▸ **What you will do**
Copy everything from the start of the records down to the line containing "tile-series: 1500 Series". In that copy, swap "Pressure" for "Temperature" and leave the rest untouched.

▸ **The data**
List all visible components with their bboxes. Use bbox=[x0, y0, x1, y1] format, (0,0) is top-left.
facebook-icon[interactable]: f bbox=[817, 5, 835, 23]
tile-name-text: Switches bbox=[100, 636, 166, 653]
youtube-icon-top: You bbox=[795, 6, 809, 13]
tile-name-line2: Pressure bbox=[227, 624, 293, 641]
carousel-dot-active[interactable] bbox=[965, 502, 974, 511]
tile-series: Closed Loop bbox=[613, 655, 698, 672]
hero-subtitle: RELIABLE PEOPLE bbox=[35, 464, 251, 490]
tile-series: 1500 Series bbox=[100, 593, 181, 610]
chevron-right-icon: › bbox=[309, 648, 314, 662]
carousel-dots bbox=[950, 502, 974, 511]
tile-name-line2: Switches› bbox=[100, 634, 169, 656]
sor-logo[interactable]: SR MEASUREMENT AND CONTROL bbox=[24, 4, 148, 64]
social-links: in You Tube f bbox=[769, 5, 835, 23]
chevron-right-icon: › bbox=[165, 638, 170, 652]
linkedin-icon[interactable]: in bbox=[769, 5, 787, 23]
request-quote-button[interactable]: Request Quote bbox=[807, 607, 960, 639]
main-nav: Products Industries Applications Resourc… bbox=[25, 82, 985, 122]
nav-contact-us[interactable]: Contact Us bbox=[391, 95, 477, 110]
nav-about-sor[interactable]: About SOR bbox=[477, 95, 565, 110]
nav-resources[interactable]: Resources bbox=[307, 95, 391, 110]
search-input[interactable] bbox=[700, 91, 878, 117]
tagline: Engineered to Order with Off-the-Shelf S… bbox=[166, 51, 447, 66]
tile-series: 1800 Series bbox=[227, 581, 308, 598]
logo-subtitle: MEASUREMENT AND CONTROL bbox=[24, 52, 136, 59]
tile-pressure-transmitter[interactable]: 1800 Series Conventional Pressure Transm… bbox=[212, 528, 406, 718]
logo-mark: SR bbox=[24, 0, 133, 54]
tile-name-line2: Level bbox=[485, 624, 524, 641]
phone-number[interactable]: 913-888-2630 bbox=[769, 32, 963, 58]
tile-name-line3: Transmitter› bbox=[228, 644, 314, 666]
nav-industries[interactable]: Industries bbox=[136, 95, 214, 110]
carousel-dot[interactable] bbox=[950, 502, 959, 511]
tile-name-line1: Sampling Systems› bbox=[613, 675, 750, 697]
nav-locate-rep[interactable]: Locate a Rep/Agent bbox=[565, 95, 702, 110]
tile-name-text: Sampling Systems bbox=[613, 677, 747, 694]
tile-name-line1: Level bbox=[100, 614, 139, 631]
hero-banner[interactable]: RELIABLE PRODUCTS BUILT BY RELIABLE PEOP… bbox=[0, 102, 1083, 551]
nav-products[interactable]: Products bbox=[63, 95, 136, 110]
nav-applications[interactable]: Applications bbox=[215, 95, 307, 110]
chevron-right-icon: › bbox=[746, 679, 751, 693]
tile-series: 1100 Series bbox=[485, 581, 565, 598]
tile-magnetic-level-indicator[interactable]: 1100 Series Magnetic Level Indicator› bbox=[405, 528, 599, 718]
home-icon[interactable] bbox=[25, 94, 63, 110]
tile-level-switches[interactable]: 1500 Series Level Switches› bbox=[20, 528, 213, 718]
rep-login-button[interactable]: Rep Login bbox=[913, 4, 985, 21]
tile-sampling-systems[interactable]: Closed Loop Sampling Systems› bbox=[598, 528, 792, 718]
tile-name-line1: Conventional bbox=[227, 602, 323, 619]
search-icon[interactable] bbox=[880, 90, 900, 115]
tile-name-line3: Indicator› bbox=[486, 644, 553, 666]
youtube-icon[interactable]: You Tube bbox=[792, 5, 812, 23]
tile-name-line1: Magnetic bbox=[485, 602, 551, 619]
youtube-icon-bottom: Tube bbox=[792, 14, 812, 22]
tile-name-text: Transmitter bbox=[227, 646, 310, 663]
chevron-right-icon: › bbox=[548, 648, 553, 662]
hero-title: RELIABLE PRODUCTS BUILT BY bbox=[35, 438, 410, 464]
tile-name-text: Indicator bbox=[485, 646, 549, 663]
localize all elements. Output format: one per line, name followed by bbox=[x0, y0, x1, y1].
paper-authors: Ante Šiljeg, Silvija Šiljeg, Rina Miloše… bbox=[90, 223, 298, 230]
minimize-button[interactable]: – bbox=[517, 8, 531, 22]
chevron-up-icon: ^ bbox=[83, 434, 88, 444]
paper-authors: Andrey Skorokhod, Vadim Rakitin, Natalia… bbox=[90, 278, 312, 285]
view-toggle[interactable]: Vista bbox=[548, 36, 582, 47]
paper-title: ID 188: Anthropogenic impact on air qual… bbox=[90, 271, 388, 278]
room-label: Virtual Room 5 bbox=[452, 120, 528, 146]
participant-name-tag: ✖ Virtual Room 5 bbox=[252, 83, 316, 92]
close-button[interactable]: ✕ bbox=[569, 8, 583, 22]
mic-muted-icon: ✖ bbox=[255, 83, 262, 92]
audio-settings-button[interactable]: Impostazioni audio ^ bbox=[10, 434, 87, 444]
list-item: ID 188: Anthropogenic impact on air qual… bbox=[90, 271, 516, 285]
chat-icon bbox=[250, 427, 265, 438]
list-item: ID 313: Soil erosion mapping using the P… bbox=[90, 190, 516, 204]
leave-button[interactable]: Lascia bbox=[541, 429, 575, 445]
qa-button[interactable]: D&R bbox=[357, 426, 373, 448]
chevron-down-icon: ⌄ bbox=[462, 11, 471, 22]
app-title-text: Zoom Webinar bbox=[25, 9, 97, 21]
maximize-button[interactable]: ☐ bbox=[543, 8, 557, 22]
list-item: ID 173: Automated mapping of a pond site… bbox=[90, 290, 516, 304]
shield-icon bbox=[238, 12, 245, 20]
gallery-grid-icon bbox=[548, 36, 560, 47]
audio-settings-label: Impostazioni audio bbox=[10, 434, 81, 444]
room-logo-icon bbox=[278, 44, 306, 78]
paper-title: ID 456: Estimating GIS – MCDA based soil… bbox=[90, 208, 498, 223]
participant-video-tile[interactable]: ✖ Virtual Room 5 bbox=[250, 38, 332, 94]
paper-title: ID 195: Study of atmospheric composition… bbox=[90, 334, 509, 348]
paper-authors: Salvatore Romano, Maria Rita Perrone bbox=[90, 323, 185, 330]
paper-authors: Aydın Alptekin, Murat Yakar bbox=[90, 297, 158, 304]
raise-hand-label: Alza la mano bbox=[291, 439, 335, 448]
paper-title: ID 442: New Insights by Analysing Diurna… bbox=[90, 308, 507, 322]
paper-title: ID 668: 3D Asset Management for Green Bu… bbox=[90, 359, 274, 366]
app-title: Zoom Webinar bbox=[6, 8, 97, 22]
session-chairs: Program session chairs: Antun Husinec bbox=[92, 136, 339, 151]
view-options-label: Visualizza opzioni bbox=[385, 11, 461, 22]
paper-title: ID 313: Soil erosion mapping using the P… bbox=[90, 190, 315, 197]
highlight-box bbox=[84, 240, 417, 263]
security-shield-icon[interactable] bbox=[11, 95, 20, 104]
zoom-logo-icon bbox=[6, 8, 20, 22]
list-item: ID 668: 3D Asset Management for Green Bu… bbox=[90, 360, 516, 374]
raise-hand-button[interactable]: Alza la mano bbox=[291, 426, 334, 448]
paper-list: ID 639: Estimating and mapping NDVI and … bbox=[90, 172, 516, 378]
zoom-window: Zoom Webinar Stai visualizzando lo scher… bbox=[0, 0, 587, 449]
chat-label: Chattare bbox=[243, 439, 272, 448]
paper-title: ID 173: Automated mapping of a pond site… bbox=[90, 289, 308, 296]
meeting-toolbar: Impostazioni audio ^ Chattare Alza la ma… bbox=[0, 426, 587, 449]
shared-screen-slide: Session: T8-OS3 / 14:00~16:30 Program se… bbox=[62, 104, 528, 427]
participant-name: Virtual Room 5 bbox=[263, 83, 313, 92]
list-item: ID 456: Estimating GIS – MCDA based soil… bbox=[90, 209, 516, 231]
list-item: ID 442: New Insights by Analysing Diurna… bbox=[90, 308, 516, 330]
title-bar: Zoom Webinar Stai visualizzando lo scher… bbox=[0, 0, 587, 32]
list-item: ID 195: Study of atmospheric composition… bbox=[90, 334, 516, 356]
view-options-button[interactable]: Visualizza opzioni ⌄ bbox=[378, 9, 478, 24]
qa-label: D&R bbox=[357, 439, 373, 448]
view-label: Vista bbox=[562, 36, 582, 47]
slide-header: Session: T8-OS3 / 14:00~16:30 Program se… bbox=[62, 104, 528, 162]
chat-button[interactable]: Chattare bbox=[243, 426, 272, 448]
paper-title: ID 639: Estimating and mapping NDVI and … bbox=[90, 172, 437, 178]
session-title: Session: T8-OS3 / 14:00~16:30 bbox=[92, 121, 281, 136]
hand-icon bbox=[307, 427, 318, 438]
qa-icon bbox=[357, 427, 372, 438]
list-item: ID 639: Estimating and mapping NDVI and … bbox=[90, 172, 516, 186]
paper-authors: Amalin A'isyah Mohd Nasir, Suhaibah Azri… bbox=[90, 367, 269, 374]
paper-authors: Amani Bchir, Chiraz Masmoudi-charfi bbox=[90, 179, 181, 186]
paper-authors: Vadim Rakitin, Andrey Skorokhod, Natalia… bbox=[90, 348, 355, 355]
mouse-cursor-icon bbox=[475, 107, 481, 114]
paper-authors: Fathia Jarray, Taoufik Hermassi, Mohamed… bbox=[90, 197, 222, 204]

▸ **Response to this exercise**
List all visible components with their bboxes. Use bbox=[x0, y0, x1, y1] format, (0,0) is top-left.
facebook-icon[interactable]: f bbox=[817, 5, 835, 23]
tile-name-text: Switches bbox=[100, 636, 166, 653]
youtube-icon-top: You bbox=[795, 6, 809, 13]
tile-name-line2: Temperature bbox=[227, 624, 293, 641]
carousel-dot-active[interactable] bbox=[965, 502, 974, 511]
tile-series: Closed Loop bbox=[613, 655, 698, 672]
hero-subtitle: RELIABLE PEOPLE bbox=[35, 464, 251, 490]
tile-series: 1500 Series bbox=[100, 593, 181, 610]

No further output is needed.